> **Exercise aim**: Give the data below again exactly as it stands. Omit the pictures.

> **Information given**:
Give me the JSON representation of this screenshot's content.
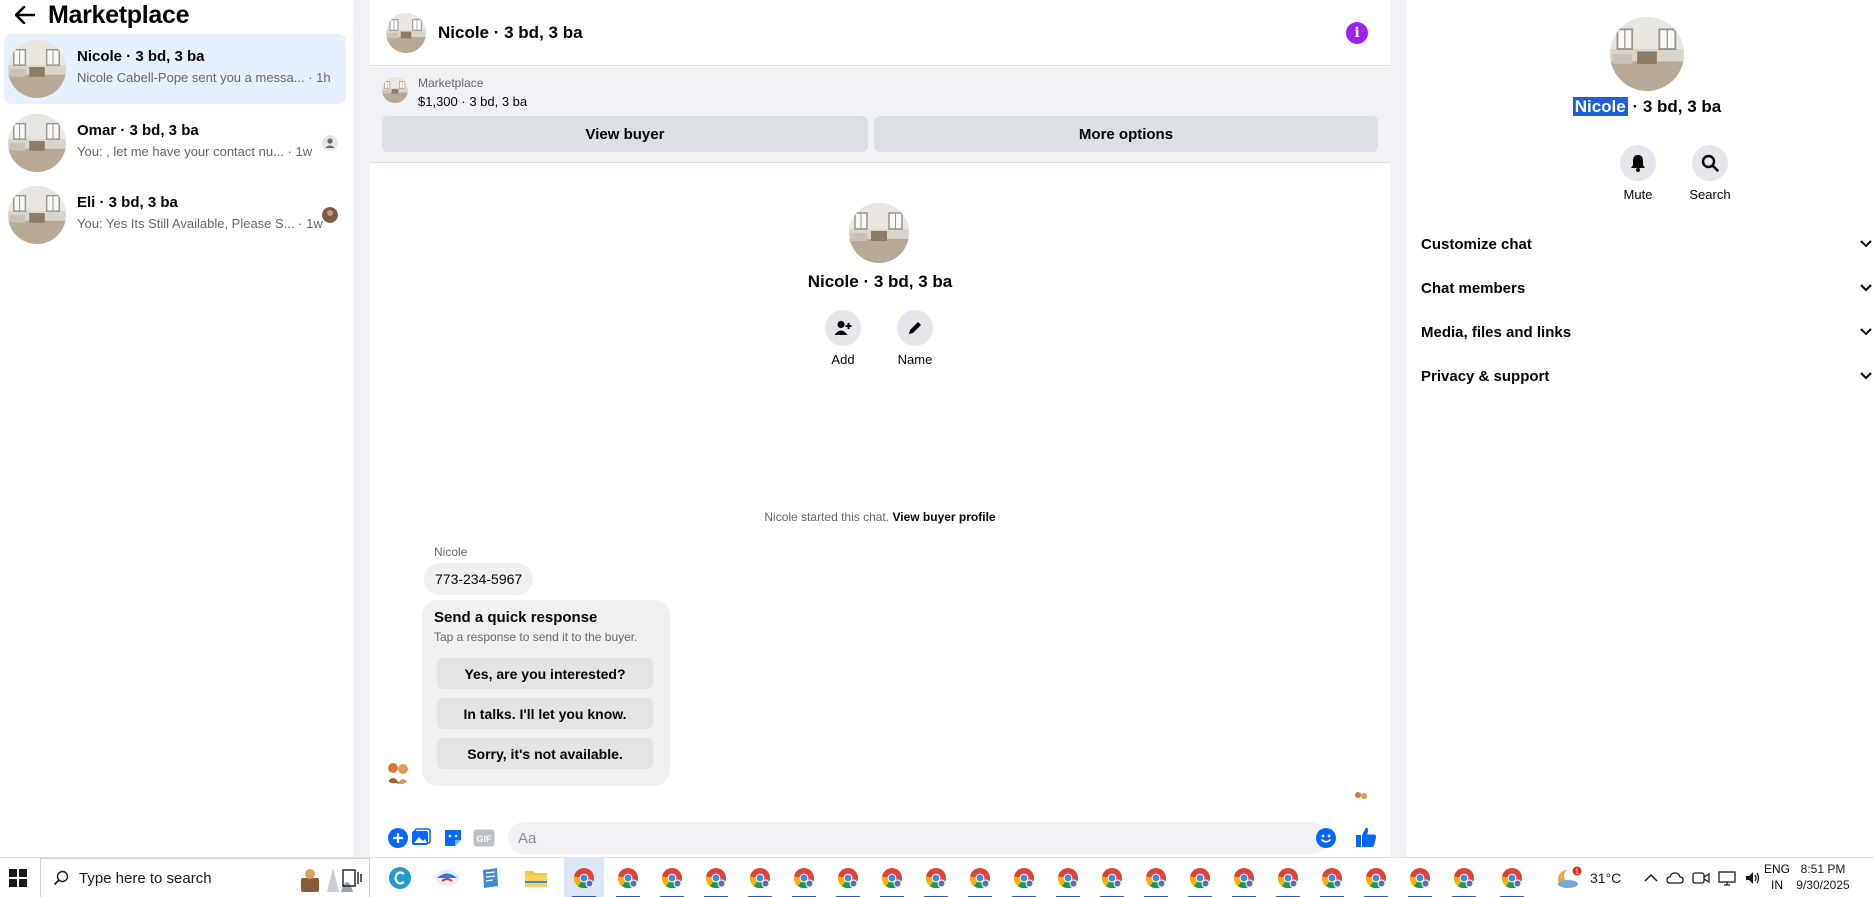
{
  "colors": {
    "accent": "#0866ff",
    "info_badge": "#a020f0",
    "active_row": "#e7f0fd",
    "selection": "#1c5fd6"
  },
  "sidebar": {
    "title": "Marketplace",
    "conversations": [
      {
        "name": "Nicole · 3 bd, 3 ba",
        "preview": "Nicole Cabell-Pope sent you a messa... · 1h",
        "active": true
      },
      {
        "name": "Omar · 3 bd, 3 ba",
        "preview": "You: , let me have your contact nu... · 1w",
        "active": false
      },
      {
        "name": "Eli · 3 bd, 3 ba",
        "preview": "You: Yes Its Still Available, Please S... · 1w",
        "active": false
      }
    ]
  },
  "chat": {
    "header_name": "Nicole · 3 bd, 3 ba",
    "info_icon": "i",
    "marketplace": {
      "label": "Marketplace",
      "price_line": "$1,300 · 3 bd, 3 ba"
    },
    "buttons": {
      "view_buyer": "View buyer",
      "more_options": "More options"
    },
    "intro": {
      "name": "Nicole · 3 bd, 3 ba",
      "add_label": "Add",
      "name_label": "Name"
    },
    "started_text": "Nicole started this chat.",
    "started_link": "View buyer profile",
    "sender_name": "Nicole",
    "message": "773-234-5967",
    "quick_response": {
      "title": "Send a quick response",
      "subtitle": "Tap a response to send it to the buyer.",
      "options": [
        "Yes, are you interested?",
        "In talks. I'll let you know.",
        "Sorry, it's not available."
      ]
    },
    "composer": {
      "placeholder": "Aa",
      "gif_label": "GIF"
    }
  },
  "right_panel": {
    "name_highlight": "Nicole",
    "name_rest": " · 3 bd, 3 ba",
    "actions": {
      "mute": "Mute",
      "search": "Search"
    },
    "sections": [
      "Customize chat",
      "Chat members",
      "Media, files and links",
      "Privacy & support"
    ]
  },
  "taskbar": {
    "search_placeholder": "Type here to search",
    "weather_temp": "31°C",
    "weather_badge": "1",
    "lang_line1": "ENG",
    "lang_line2": "IN",
    "time": "8:51 PM",
    "date": "9/30/2025"
  }
}
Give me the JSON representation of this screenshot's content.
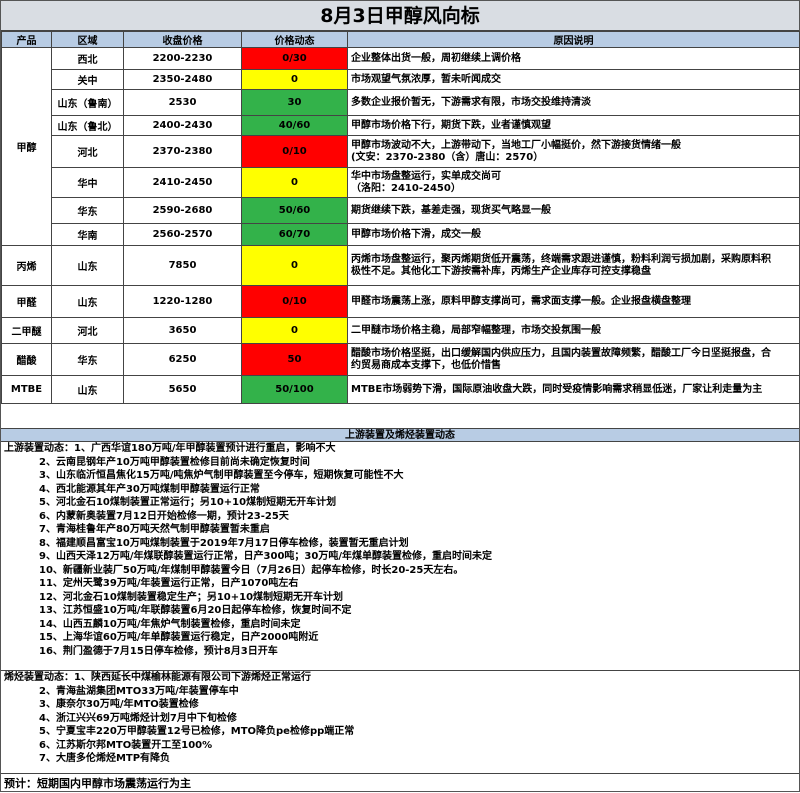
{
  "title": "8月3日甲醇风向标",
  "headers": [
    "产品",
    "区域",
    "收盘价格",
    "价格动态",
    "原因说明"
  ],
  "groups": [
    {
      "product": "甲醇",
      "rows": [
        {
          "region": "西北",
          "price": "2200-2230",
          "change": "0/30",
          "color": "red",
          "reason": [
            "企业整体出货一般，周初继续上调价格"
          ]
        },
        {
          "region": "关中",
          "price": "2350-2480",
          "change": "0",
          "color": "yel",
          "reason": [
            "市场观望气氛浓厚，暂未听闻成交"
          ]
        },
        {
          "region": "山东（鲁南）",
          "price": "2530",
          "change": "30",
          "color": "grn",
          "reason": [
            "多数企业报价暂无，下游需求有限，市场交投维持清淡"
          ]
        },
        {
          "region": "山东（鲁北）",
          "price": "2400-2430",
          "change": "40/60",
          "color": "grn",
          "reason": [
            "甲醇市场价格下行，期货下跌，业者谨慎观望"
          ]
        },
        {
          "region": "河北",
          "price": "2370-2380",
          "change": "0/10",
          "color": "red",
          "reason": [
            "甲醇市场波动不大，上游带动下，当地工厂小幅挺价，然下游接货情绪一般",
            "(文安：2370-2380（含）唐山：2570）"
          ]
        },
        {
          "region": "华中",
          "price": "2410-2450",
          "change": "0",
          "color": "yel",
          "reason": [
            "华中市场盘整运行，实单成交尚可",
            "（洛阳：2410-2450）"
          ]
        },
        {
          "region": "华东",
          "price": "2590-2680",
          "change": "50/60",
          "color": "grn",
          "reason": [
            "期货继续下跌，基差走强，现货买气略显一般"
          ]
        },
        {
          "region": "华南",
          "price": "2560-2570",
          "change": "60/70",
          "color": "grn",
          "reason": [
            "甲醇市场价格下滑，成交一般"
          ]
        }
      ]
    },
    {
      "product": "丙烯",
      "rows": [
        {
          "region": "山东",
          "price": "7850",
          "change": "0",
          "color": "yel",
          "reason": [
            "丙烯市场盘整运行，聚丙烯期货低开震荡，终端需求跟进谨慎，粉料利润亏损加剧，采购原料积",
            "极性不足。其他化工下游按需补库，丙烯生产企业库存可控支撑稳盘"
          ]
        }
      ]
    },
    {
      "product": "甲醛",
      "rows": [
        {
          "region": "山东",
          "price": "1220-1280",
          "change": "0/10",
          "color": "red",
          "reason": [
            "甲醛市场震荡上涨，原料甲醇支撑尚可，需求面支撑一般。企业报盘横盘整理"
          ]
        }
      ]
    },
    {
      "product": "二甲醚",
      "rows": [
        {
          "region": "河北",
          "price": "3650",
          "change": "0",
          "color": "yel",
          "reason": [
            "二甲醚市场价格主稳，局部窄幅整理，市场交投氛围一般"
          ]
        }
      ]
    },
    {
      "product": "醋酸",
      "rows": [
        {
          "region": "华东",
          "price": "6250",
          "change": "50",
          "color": "red",
          "reason": [
            "醋酸市场价格坚挺，出口缓解国内供应压力，且国内装置故障频繁，醋酸工厂今日坚挺报盘，合",
            "约贸易商成本支撑下，也低价惜售"
          ]
        }
      ]
    },
    {
      "product": "MTBE",
      "rows": [
        {
          "region": "山东",
          "price": "5650",
          "change": "50/100",
          "color": "grn",
          "reason": [
            "MTBE市场弱势下滑，国际原油收盘大跌，同时受疫情影响需求稍显低迷，厂家让利走量为主"
          ]
        }
      ]
    }
  ],
  "section_title": "上游装置及烯烃装置动态",
  "upstream": {
    "head": "上游装置动态：1、广西华谊180万吨/年甲醇装置预计进行重启，影响不大",
    "items": [
      "2、云南昆钢年产10万吨甲醇装置检修目前尚未确定恢复时间",
      "3、山东临沂恒昌焦化15万吨/吨焦炉气制甲醇装置至今停车，短期恢复可能性不大",
      "4、西北能源其年产30万吨煤制甲醇装置运行正常",
      "5、河北金石10煤制装置正常运行；另10+10煤制短期无开车计划",
      "6、内蒙新奥装置7月12日开始检修一期，预计23-25天",
      "7、青海桂鲁年产80万吨天然气制甲醇装置暂未重启",
      "8、福建顺昌富宝10万吨煤制装置于2019年7月17日停车检修，装置暂无重启计划",
      "9、山西天泽12万吨/年煤联醇装置运行正常，日产300吨；30万吨/年煤单醇装置检修，重启时间未定",
      "10、新疆新业装厂50万吨/年煤制甲醇装置今日（7月26日）起停车检修，时长20-25天左右。",
      "11、定州天鹭39万吨/年装置运行正常，日产1070吨左右",
      "12、河北金石10煤制装置稳定生产；另10+10煤制短期无开车计划",
      "13、江苏恒盛10万吨/年联醇装置6月20日起停车检修，恢复时间不定",
      "14、山西五麟10万吨/年焦炉气制装置检修，重启时间未定",
      "15、上海华谊60万吨/年单醇装置运行稳定，日产2000吨附近",
      "16、荆门盈德于7月15日停车检修，预计8月3日开车"
    ]
  },
  "olefin": {
    "head": "烯烃装置动态：1、陕西延长中煤榆林能源有限公司下游烯烃正常运行",
    "items": [
      "2、青海盐湖集团MTO33万吨/年装置停车中",
      "3、康奈尔30万吨/年MTO装置检修",
      "4、浙江兴兴69万吨烯烃计划7月中下旬检修",
      "5、宁夏宝丰220万甲醇装置12号已检修，MTO降负pe检修pp端正常",
      "6、江苏斯尔邦MTO装置开工至100%",
      "7、大唐多伦烯烃MTP有降负"
    ]
  },
  "forecast": "预计：短期国内甲醇市场震荡运行为主"
}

> **Output for this task**:
Give me the JSON representation of this screenshot's content.
{
  "colors": {
    "accent": "#0866ff",
    "info_badge": "#a020f0",
    "active_row": "#e7f0fd",
    "selection": "#1c5fd6"
  },
  "sidebar": {
    "title": "Marketplace",
    "conversations": [
      {
        "name": "Nicole · 3 bd, 3 ba",
        "preview": "Nicole Cabell-Pope sent you a messa... · 1h",
        "active": true
      },
      {
        "name": "Omar · 3 bd, 3 ba",
        "preview": "You: , let me have your contact nu... · 1w",
        "active": false
      },
      {
        "name": "Eli · 3 bd, 3 ba",
        "preview": "You: Yes Its Still Available, Please S... · 1w",
        "active": false
      }
    ]
  },
  "chat": {
    "header_name": "Nicole · 3 bd, 3 ba",
    "info_icon": "i",
    "marketplace": {
      "label": "Marketplace",
      "price_line": "$1,300 · 3 bd, 3 ba"
    },
    "buttons": {
      "view_buyer": "View buyer",
      "more_options": "More options"
    },
    "intro": {
      "name": "Nicole · 3 bd, 3 ba",
      "add_label": "Add",
      "name_label": "Name"
    },
    "started_text": "Nicole started this chat.",
    "started_link": "View buyer profile",
    "sender_name": "Nicole",
    "message": "773-234-5967",
    "quick_response": {
      "title": "Send a quick response",
      "subtitle": "Tap a response to send it to the buyer.",
      "options": [
        "Yes, are you interested?",
        "In talks. I'll let you know.",
        "Sorry, it's not available."
      ]
    },
    "composer": {
      "placeholder": "Aa",
      "gif_label": "GIF"
    }
  },
  "right_panel": {
    "name_highlight": "Nicole",
    "name_rest": " · 3 bd, 3 ba",
    "actions": {
      "mute": "Mute",
      "search": "Search"
    },
    "sections": [
      "Customize chat",
      "Chat members",
      "Media, files and links",
      "Privacy & support"
    ]
  },
  "taskbar": {
    "search_placeholder": "Type here to search",
    "weather_temp": "31°C",
    "weather_badge": "1",
    "lang_line1": "ENG",
    "lang_line2": "IN",
    "time": "8:51 PM",
    "date": "9/30/2025"
  }
}
Give me the JSON representation of this screenshot's content.
{
  "title": "8月3日甲醇风向标",
  "headers": [
    "产品",
    "区域",
    "收盘价格",
    "价格动态",
    "原因说明"
  ],
  "groups": [
    {
      "product": "甲醇",
      "rows": [
        {
          "region": "西北",
          "price": "2200-2230",
          "change": "0/30",
          "color": "red",
          "reason": [
            "企业整体出货一般，周初继续上调价格"
          ]
        },
        {
          "region": "关中",
          "price": "2350-2480",
          "change": "0",
          "color": "yel",
          "reason": [
            "市场观望气氛浓厚，暂未听闻成交"
          ]
        },
        {
          "region": "山东（鲁南）",
          "price": "2530",
          "change": "30",
          "color": "grn",
          "reason": [
            "多数企业报价暂无，下游需求有限，市场交投维持清淡"
          ]
        },
        {
          "region": "山东（鲁北）",
          "price": "2400-2430",
          "change": "40/60",
          "color": "grn",
          "reason": [
            "甲醇市场价格下行，期货下跌，业者谨慎观望"
          ]
        },
        {
          "region": "河北",
          "price": "2370-2380",
          "change": "0/10",
          "color": "red",
          "reason": [
            "甲醇市场波动不大，上游带动下，当地工厂小幅挺价，然下游接货情绪一般",
            "(文安：2370-2380（含）唐山：2570）"
          ]
        },
        {
          "region": "华中",
          "price": "2410-2450",
          "change": "0",
          "color": "yel",
          "reason": [
            "华中市场盘整运行，实单成交尚可",
            "（洛阳：2410-2450）"
          ]
        },
        {
          "region": "华东",
          "price": "2590-2680",
          "change": "50/60",
          "color": "grn",
          "reason": [
            "期货继续下跌，基差走强，现货买气略显一般"
          ]
        },
        {
          "region": "华南",
          "price": "2560-2570",
          "change": "60/70",
          "color": "grn",
          "reason": [
            "甲醇市场价格下滑，成交一般"
          ]
        }
      ]
    },
    {
      "product": "丙烯",
      "rows": [
        {
          "region": "山东",
          "price": "7850",
          "change": "0",
          "color": "yel",
          "reason": [
            "丙烯市场盘整运行，聚丙烯期货低开震荡，终端需求跟进谨慎，粉料利润亏损加剧，采购原料积",
            "极性不足。其他化工下游按需补库，丙烯生产企业库存可控支撑稳盘"
          ]
        }
      ]
    },
    {
      "product": "甲醛",
      "rows": [
        {
          "region": "山东",
          "price": "1220-1280",
          "change": "0/10",
          "color": "red",
          "reason": [
            "甲醛市场震荡上涨，原料甲醇支撑尚可，需求面支撑一般。企业报盘横盘整理"
          ]
        }
      ]
    },
    {
      "product": "二甲醚",
      "rows": [
        {
          "region": "河北",
          "price": "3650",
          "change": "0",
          "color": "yel",
          "reason": [
            "二甲醚市场价格主稳，局部窄幅整理，市场交投氛围一般"
          ]
        }
      ]
    },
    {
      "product": "醋酸",
      "rows": [
        {
          "region": "华东",
          "price": "6250",
          "change": "50",
          "color": "red",
          "reason": [
            "醋酸市场价格坚挺，出口缓解国内供应压力，且国内装置故障频繁，醋酸工厂今日坚挺报盘，合",
            "约贸易商成本支撑下，也低价惜售"
          ]
        }
      ]
    },
    {
      "product": "MTBE",
      "rows": [
        {
          "region": "山东",
          "price": "5650",
          "change": "50/100",
          "color": "grn",
          "reason": [
            "MTBE市场弱势下滑，国际原油收盘大跌，同时受疫情影响需求稍显低迷，厂家让利走量为主"
          ]
        }
      ]
    }
  ],
  "section_title": "上游装置及烯烃装置动态",
  "upstream": {
    "head": "上游装置动态：1、广西华谊180万吨/年甲醇装置预计进行重启，影响不大",
    "items": [
      "2、云南昆钢年产10万吨甲醇装置检修目前尚未确定恢复时间",
      "3、山东临沂恒昌焦化15万吨/吨焦炉气制甲醇装置至今停车，短期恢复可能性不大",
      "4、西北能源其年产30万吨煤制甲醇装置运行正常",
      "5、河北金石10煤制装置正常运行；另10+10煤制短期无开车计划",
      "6、内蒙新奥装置7月12日开始检修一期，预计23-25天",
      "7、青海桂鲁年产80万吨天然气制甲醇装置暂未重启",
      "8、福建顺昌富宝10万吨煤制装置于2019年7月17日停车检修，装置暂无重启计划",
      "9、山西天泽12万吨/年煤联醇装置运行正常，日产300吨；30万吨/年煤单醇装置检修，重启时间未定",
      "10、新疆新业装厂50万吨/年煤制甲醇装置今日（7月26日）起停车检修，时长20-25天左右。",
      "11、定州天鹭39万吨/年装置运行正常，日产1070吨左右",
      "12、河北金石10煤制装置稳定生产；另10+10煤制短期无开车计划",
      "13、江苏恒盛10万吨/年联醇装置6月20日起停车检修，恢复时间不定",
      "14、山西五麟10万吨/年焦炉气制装置检修，重启时间未定",
      "15、上海华谊60万吨/年单醇装置运行稳定，日产2000吨附近",
      "16、荆门盈德于7月15日停车检修，预计8月3日开车"
    ]
  },
  "olefin": {
    "head": "烯烃装置动态：1、陕西延长中煤榆林能源有限公司下游烯烃正常运行",
    "items": [
      "2、青海盐湖集团MTO33万吨/年装置停车中",
      "3、康奈尔30万吨/年MTO装置检修",
      "4、浙江兴兴69万吨烯烃计划7月中下旬检修",
      "5、宁夏宝丰220万甲醇装置12号已检修，MTO降负pe检修pp端正常",
      "6、江苏斯尔邦MTO装置开工至100%",
      "7、大唐多伦烯烃MTP有降负"
    ]
  },
  "forecast": "预计：短期国内甲醇市场震荡运行为主"
}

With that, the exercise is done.